Saved entries
[Start]

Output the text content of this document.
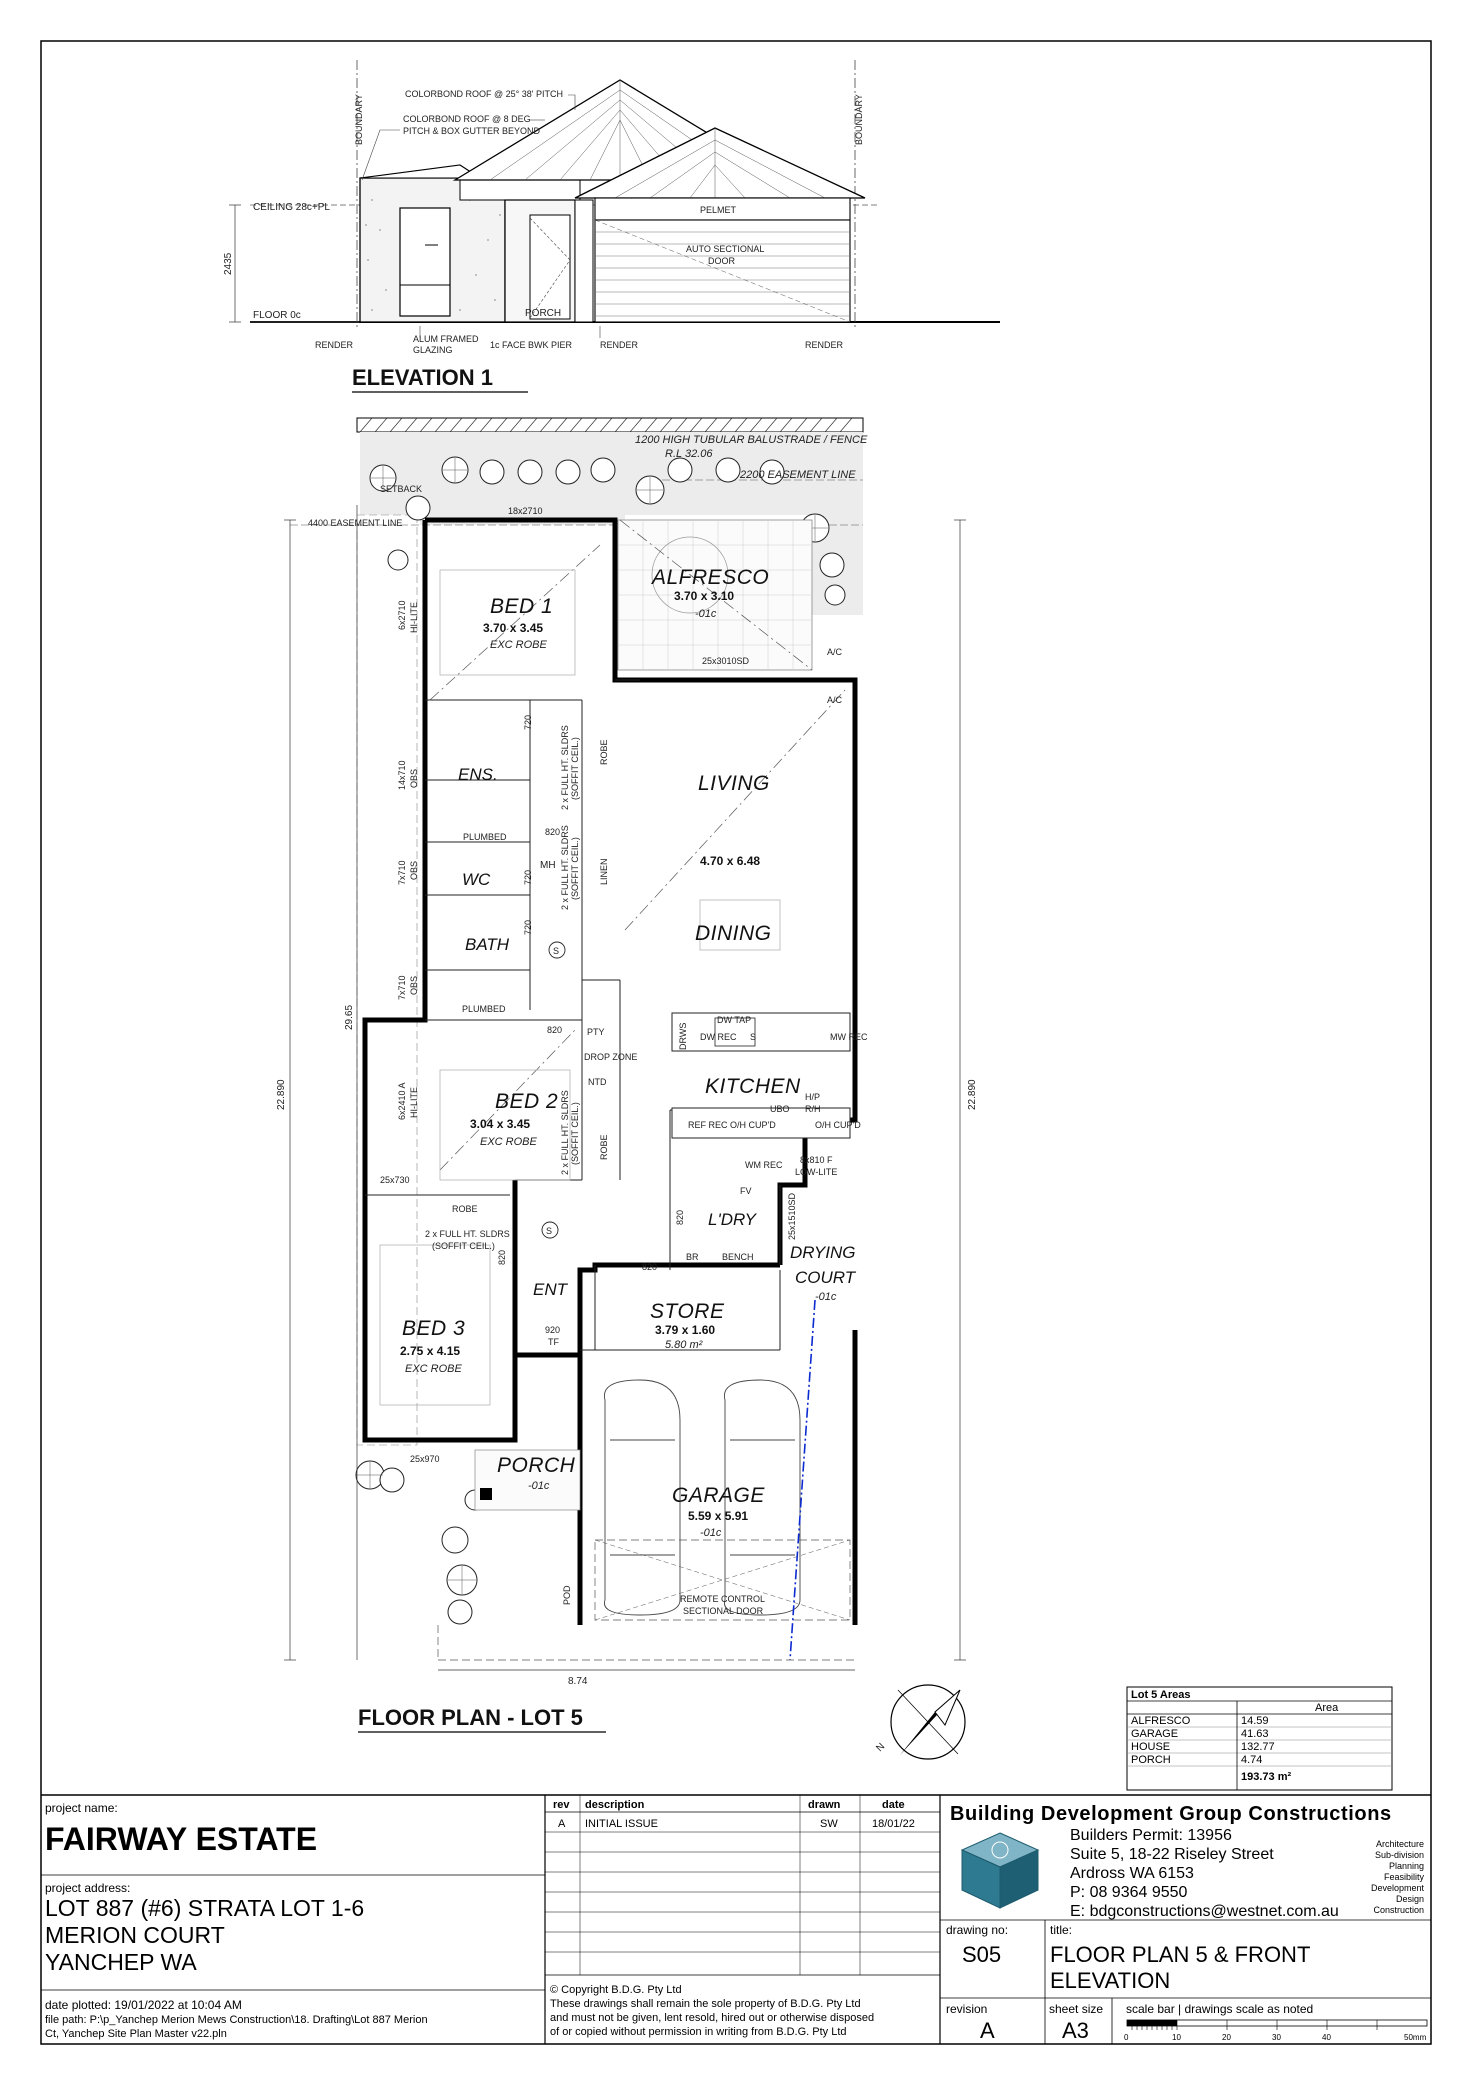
COLORBOND ROOF @ 25° 38' PITCH
COLORBOND ROOF @ 8 DEG
PITCH & BOX GUTTER BEYOND
CEILING 28c+PL
FLOOR 0c
2435
PELMET
AUTO SECTIONAL
DOOR
PORCH
BOUNDARY	BOUNDARY
RENDER	RENDER	RENDER
ALUM FRAMED
GLAZING	1c FACE BWK PIER
ELEVATION 1
1200 HIGH TUBULAR BALUSTRADE / FENCE
R.L 32.06
2200 EASEMENT LINE
4400 EASEMENT LINE
SETBACK
18x2710
25x3010SD
A/C
A/C
BED 1
3.70 x 3.45
EXC ROBE
ALFRESCO
3.70 x 3.10
-01c
6x2710 HI-LITE
14x710 OBS
7x710 OBS
7x710 OBS
ENS.
PLUMBED
WC
BATH
PLUMBED
MH
820
820
720
720
720
2 x FULL HT. SLDRS (SOFFIT CEIL.)
2 x FULL HT. SLDRS (SOFFIT CEIL.)
ROBE
LINEN
S
LIVING
4.70 x 6.48
DINING
PTY
DROP ZONE
NTD
DW TAP
DRWS DW REC S	MW REC
KITCHEN H/P
R/H
UBO
REF REC O/H CUP'D	O/H CUP'D
WM REC
FV
8x810 F
LOW-LITE
25x1510SD
L'DRY
BR	BENCH
820
DRYING
COURT
-01c
BED 2
3.04 x 3.45
EXC ROBE
6x2410 A HI-LITE
25x730
2 x FULL HT. SLDRS (SOFFIT CEIL.) ROBE
ROBE
2 x FULL HT. SLDRS
(SOFFIT CEIL.)
820
S
820
BED 3
2.75 x 4.15
EXC ROBE
25x970
ENT
920
TF
STORE
3.79 x 1.60
5.80 m²
PORCH
-01c	GARAGE
5.59 x 5.91
-01c
REMOTE CONTROL
SECTIONAL DOOR
POD
22.890	22.890
29.65
8.74
FLOOR PLAN - LOT 5
N
Lot 5 Areas
Area
ALFRESCO	14.59
GARAGE	41.63
HOUSE	132.77
PORCH	4.74
193.73 m²
project name:
FAIRWAY ESTATE
project address:
LOT 887 (#6) STRATA LOT 1-6
MERION COURT
YANCHEP WA
date plotted: 19/01/2022 at 10:04 AM
file path: P:\p_Yanchep Merion Mews Construction\18. Drafting\Lot 887 Merion
Ct, Yanchep Site Plan Master v22.pln
rev description	drawn	date
A INITIAL ISSUE	SW	18/01/22
© Copyright B.D.G. Pty Ltd
These drawings shall remain the sole property of B.D.G. Pty Ltd
and must not be given, lent resold, hired out or otherwise disposed
of or copied without permission in writing from B.D.G. Pty Ltd
Building Development Group Constructions
Builders Permit: 13956
Suite 5, 18-22 Riseley Street
Ardross WA 6153
P: 08 9364 9550
E: bdgconstructions@westnet.com.au
Architecture
Sub-division
Planning
Feasibility
Development
Design
Construction
drawing no:
S05
title:
FLOOR PLAN 5 & FRONT
ELEVATION
revision
A
sheet size
A3
scale bar | drawings scale as noted
0	10	20	30	40	50mm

[End]

**SHORT TASK:** Go through the material line by line. Show each line that contains the string "FLOOR".

**FINISHED TASK:**
FLOOR 0c
FLOOR PLAN - LOT 5
FLOOR PLAN 5 & FRONT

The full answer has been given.